*Data*
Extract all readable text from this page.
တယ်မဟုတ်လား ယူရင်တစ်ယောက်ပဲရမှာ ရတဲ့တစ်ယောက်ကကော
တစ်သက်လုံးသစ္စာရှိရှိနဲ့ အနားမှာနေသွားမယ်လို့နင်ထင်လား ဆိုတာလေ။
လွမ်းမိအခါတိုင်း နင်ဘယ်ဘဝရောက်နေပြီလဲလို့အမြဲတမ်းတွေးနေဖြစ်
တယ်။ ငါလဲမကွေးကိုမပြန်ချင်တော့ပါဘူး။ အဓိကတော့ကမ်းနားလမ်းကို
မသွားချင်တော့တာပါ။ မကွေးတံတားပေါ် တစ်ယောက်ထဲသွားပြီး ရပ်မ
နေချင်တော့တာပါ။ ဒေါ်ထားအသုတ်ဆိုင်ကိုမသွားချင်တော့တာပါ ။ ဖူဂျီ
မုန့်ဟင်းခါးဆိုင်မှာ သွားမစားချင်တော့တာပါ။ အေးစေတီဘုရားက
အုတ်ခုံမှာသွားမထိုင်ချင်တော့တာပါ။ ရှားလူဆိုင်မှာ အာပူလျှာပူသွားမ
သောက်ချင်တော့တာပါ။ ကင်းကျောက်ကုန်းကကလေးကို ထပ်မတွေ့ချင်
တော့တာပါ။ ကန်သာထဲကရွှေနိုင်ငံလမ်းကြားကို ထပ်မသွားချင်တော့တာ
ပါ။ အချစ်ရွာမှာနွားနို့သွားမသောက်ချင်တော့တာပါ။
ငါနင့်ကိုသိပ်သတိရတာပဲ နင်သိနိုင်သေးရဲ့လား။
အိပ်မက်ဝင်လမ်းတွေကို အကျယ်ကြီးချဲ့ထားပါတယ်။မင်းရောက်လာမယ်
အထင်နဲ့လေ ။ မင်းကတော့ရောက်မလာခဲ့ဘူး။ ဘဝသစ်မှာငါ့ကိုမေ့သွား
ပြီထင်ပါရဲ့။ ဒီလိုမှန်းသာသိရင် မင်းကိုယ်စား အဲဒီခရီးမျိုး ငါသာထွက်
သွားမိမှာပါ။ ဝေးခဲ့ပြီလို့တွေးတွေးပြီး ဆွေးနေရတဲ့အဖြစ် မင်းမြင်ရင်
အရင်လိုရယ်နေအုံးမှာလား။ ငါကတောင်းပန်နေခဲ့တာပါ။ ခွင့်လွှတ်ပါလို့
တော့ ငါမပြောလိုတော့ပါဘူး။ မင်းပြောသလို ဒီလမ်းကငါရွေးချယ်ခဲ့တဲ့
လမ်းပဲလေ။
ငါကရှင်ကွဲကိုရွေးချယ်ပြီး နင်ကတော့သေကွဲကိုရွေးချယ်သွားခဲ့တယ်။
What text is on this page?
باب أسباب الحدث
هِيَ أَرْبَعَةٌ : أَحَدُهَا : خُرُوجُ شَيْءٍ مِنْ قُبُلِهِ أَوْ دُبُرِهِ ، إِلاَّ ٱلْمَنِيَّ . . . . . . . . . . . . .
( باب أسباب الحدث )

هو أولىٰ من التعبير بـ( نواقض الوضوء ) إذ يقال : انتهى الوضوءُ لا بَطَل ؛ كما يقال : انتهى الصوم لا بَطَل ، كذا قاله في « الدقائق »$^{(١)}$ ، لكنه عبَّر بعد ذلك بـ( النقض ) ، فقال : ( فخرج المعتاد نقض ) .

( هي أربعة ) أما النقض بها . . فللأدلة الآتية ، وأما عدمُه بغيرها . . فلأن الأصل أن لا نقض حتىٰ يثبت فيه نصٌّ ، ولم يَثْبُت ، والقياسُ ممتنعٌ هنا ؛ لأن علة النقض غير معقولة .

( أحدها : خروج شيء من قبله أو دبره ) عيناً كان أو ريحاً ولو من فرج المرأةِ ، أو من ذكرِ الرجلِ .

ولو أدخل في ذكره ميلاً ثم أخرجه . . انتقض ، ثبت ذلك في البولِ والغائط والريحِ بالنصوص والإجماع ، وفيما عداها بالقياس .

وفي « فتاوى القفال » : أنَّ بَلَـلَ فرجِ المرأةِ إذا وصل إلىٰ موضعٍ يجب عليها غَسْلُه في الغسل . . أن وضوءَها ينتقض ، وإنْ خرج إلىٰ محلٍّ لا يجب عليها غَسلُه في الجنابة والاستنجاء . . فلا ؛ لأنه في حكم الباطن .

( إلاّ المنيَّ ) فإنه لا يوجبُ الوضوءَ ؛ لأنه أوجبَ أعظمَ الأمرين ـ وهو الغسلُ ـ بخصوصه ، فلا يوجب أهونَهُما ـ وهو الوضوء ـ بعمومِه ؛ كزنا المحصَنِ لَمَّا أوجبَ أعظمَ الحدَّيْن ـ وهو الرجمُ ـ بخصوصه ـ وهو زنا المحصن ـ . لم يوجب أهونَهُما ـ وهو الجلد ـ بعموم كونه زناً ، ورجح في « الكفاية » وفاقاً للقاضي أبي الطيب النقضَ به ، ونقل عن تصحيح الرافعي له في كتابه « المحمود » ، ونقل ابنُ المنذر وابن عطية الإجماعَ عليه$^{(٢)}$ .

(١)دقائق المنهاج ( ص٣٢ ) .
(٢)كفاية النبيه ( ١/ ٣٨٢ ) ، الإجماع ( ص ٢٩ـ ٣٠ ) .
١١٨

*To do*
Print all of the entries exactly as they are written.

*The output*
Extract all readable text from this page.
တယ်မဟုတ်လား ယူရင်တစ်ယောက်ပဲရမှာ ရတဲ့တစ်ယောက်ကကော
တစ်သက်လုံးသစ္စာရှိရှိနဲ့ အနားမှာနေသွားမယ်လို့နင်ထင်လား ဆိုတာလေ။
လွမ်းမိအခါတိုင်း နင်ဘယ်ဘဝရောက်နေပြီလဲလို့အမြဲတမ်းတွေးနေဖြစ်
တယ်။ ငါလဲမကွေးကိုမပြန်ချင်တော့ပါဘူး။ အဓိကတော့ကမ်းနားလမ်းကို
မသွားချင်တော့တာပါ။ မကွေးတံတားပေါ် တစ်ယောက်ထဲသွားပြီး ရပ်မ
နေချင်တော့တာပါ။ ဒေါ်ထားအသုတ်ဆိုင်ကိုမသွားချင်တော့တာပါ ။ ဖူဂျီ
မုန့်ဟင်းခါးဆိုင်မှာ သွားမစားချင်တော့တာပါ။ အေးစေတီဘုရားက
အုတ်ခုံမှာသွားမထိုင်ချင်တော့တာပါ။ ရှားလူဆိုင်မှာ အာပူလျှာပူသွားမ
သောက်ချင်တော့တာပါ။ ကင်းကျောက်ကုန်းကကလေးကို ထပ်မတွေ့ချင်
တော့တာပါ။ ကန်သာထဲကရွှေနိုင်ငံလမ်းကြားကို ထပ်မသွားချင်တော့တာ
ပါ။ အချစ်ရွာမှာနွားနို့သွားမသောက်ချင်တော့တာပါ။
ငါနင့်ကိုသိပ်သတိရတာပဲ နင်သိနိုင်သေးရဲ့လား။
အိပ်မက်ဝင်လမ်းတွေကို အကျယ်ကြီးချဲ့ထားပါတယ်။မင်းရောက်လာမယ်
အထင်နဲ့လေ ။ မင်းကတော့ရောက်မလာခဲ့ဘူး။ ဘဝသစ်မှာငါ့ကိုမေ့သွား
ပြီထင်ပါရဲ့။ ဒီလိုမှန်းသာသိရင် မင်းကိုယ်စား အဲဒီခရီးမျိုး ငါသာထွက်
သွားမိမှာပါ။ ဝေးခဲ့ပြီလို့တွေးတွေးပြီး ဆွေးနေရတဲ့အဖြစ် မင်းမြင်ရင်
အရင်လိုရယ်နေအုံးမှာလား။ ငါကတောင်းပန်နေခဲ့တာပါ။ ခွင့်လွှတ်ပါလို့
တော့ ငါမပြောလိုတော့ပါဘူး။ မင်းပြောသလို ဒီလမ်းကငါရွေးချယ်ခဲ့တဲ့
လမ်းပဲလေ။
ငါကရှင်ကွဲကိုရွေးချယ်ပြီး နင်ကတော့သေကွဲကိုရွေးချယ်သွားခဲ့တယ်။
What text is on this page?
باب أسباب الحدث
هِيَ أَرْبَعَةٌ : أَحَدُهَا : خُرُوجُ شَيْءٍ مِنْ قُبُلِهِ أَوْ دُبُرِهِ ، إِلاَّ ٱلْمَنِيَّ . . . . . . . . . . . . .
( باب أسباب الحدث )

هو أولىٰ من التعبير بـ( نواقض الوضوء ) إذ يقال : انتهى الوضوءُ لا بَطَل ؛ كما يقال : انتهى الصوم لا بَطَل ، كذا قاله في « الدقائق »$^{(١)}$ ، لكنه عبَّر بعد ذلك بـ( النقض ) ، فقال : ( فخرج المعتاد نقض ) .

( هي أربعة ) أما النقض بها . . فللأدلة الآتية ، وأما عدمُه بغيرها . . فلأن الأصل أن لا نقض حتىٰ يثبت فيه نصٌّ ، ولم يَثْبُت ، والقياسُ ممتنعٌ هنا ؛ لأن علة النقض غير معقولة .

( أحدها : خروج شيء من قبله أو دبره ) عيناً كان أو ريحاً ولو من فرج المرأةِ ، أو من ذكرِ الرجلِ .

ولو أدخل في ذكره ميلاً ثم أخرجه . . انتقض ، ثبت ذلك في البولِ والغائط والريحِ بالنصوص والإجماع ، وفيما عداها بالقياس .

وفي « فتاوى القفال » : أنَّ بَلَـلَ فرجِ المرأةِ إذا وصل إلىٰ موضعٍ يجب عليها غَسْلُه في الغسل . . أن وضوءَها ينتقض ، وإنْ خرج إلىٰ محلٍّ لا يجب عليها غَسلُه في الجنابة والاستنجاء . . فلا ؛ لأنه في حكم الباطن .

( إلاّ المنيَّ ) فإنه لا يوجبُ الوضوءَ ؛ لأنه أوجبَ أعظمَ الأمرين ـ وهو الغسلُ ـ بخصوصه ، فلا يوجب أهونَهُما ـ وهو الوضوء ـ بعمومِه ؛ كزنا المحصَنِ لَمَّا أوجبَ أعظمَ الحدَّيْن ـ وهو الرجمُ ـ بخصوصه ـ وهو زنا المحصن ـ . لم يوجب أهونَهُما ـ وهو الجلد ـ بعموم كونه زناً ، ورجح في « الكفاية » وفاقاً للقاضي أبي الطيب النقضَ به ، ونقل عن تصحيح الرافعي له في كتابه « المحمود » ، ونقل ابنُ المنذر وابن عطية الإجماعَ عليه$^{(٢)}$ .

(١)دقائق المنهاج ( ص٣٢ ) .
(٢)كفاية النبيه ( ١/ ٣٨٢ ) ، الإجماع ( ص ٢٩ـ ٣٠ ) .
١١٨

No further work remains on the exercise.